* Supplied data *
-- -- --
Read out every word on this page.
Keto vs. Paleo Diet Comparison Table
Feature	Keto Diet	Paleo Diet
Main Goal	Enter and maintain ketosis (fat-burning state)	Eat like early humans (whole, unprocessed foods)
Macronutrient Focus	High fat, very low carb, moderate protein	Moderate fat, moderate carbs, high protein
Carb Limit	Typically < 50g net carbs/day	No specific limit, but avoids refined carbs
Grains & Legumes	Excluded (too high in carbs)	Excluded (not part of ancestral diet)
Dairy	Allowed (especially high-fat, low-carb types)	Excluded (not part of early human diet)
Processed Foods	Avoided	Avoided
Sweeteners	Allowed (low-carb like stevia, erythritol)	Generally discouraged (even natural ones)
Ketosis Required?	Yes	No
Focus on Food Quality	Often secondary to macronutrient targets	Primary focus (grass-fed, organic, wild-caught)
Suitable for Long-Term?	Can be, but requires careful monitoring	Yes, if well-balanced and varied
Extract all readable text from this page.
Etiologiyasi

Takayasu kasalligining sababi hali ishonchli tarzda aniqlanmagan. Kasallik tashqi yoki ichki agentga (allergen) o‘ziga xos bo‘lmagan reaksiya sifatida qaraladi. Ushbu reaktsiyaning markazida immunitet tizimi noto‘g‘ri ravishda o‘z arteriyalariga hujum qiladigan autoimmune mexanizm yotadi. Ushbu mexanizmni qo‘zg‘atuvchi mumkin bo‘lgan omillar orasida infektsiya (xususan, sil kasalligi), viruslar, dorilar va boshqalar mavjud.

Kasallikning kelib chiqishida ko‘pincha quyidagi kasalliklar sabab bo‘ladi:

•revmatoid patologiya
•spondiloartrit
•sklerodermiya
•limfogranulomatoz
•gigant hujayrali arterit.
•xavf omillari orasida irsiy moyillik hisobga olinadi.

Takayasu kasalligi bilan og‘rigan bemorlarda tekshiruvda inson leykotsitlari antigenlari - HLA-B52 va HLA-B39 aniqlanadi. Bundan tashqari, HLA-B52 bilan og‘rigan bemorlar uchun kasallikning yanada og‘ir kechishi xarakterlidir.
-- -- --
* Exercise instructions *
The records are to be duplicated in full, with every word kept exactly.

* Answer space *
Read out every word on this page.
Keto vs. Paleo Diet Comparison Table
Feature	Keto Diet	Paleo Diet
Main Goal	Enter and maintain ketosis (fat-burning state)	Eat like early humans (whole, unprocessed foods)
Macronutrient Focus	High fat, very low carb, moderate protein	Moderate fat, moderate carbs, high protein
Carb Limit	Typically < 50g net carbs/day	No specific limit, but avoids refined carbs
Grains & Legumes	Excluded (too high in carbs)	Excluded (not part of ancestral diet)
Dairy	Allowed (especially high-fat, low-carb types)	Excluded (not part of early human diet)
Processed Foods	Avoided	Avoided
Sweeteners	Allowed (low-carb like stevia, erythritol)	Generally discouraged (even natural ones)
Ketosis Required?	Yes	No
Focus on Food Quality	Often secondary to macronutrient targets	Primary focus (grass-fed, organic, wild-caught)
Suitable for Long-Term?	Can be, but requires careful monitoring	Yes, if well-balanced and varied
Extract all readable text from this page.
Etiologiyasi

Takayasu kasalligining sababi hali ishonchli tarzda aniqlanmagan. Kasallik tashqi yoki ichki agentga (allergen) o‘ziga xos bo‘lmagan reaksiya sifatida qaraladi. Ushbu reaktsiyaning markazida immunitet tizimi noto‘g‘ri ravishda o‘z arteriyalariga hujum qiladigan autoimmune mexanizm yotadi. Ushbu mexanizmni qo‘zg‘atuvchi mumkin bo‘lgan omillar orasida infektsiya (xususan, sil kasalligi), viruslar, dorilar va boshqalar mavjud.

Kasallikning kelib chiqishida ko‘pincha quyidagi kasalliklar sabab bo‘ladi:

•revmatoid patologiya
•spondiloartrit
•sklerodermiya
•limfogranulomatoz
•gigant hujayrali arterit.
•xavf omillari orasida irsiy moyillik hisobga olinadi.

Takayasu kasalligi bilan og‘rigan bemorlarda tekshiruvda inson leykotsitlari antigenlari - HLA-B52 va HLA-B39 aniqlanadi. Bundan tashqari, HLA-B52 bilan og‘rigan bemorlar uchun kasallikning yanada og‘ir kechishi xarakterlidir.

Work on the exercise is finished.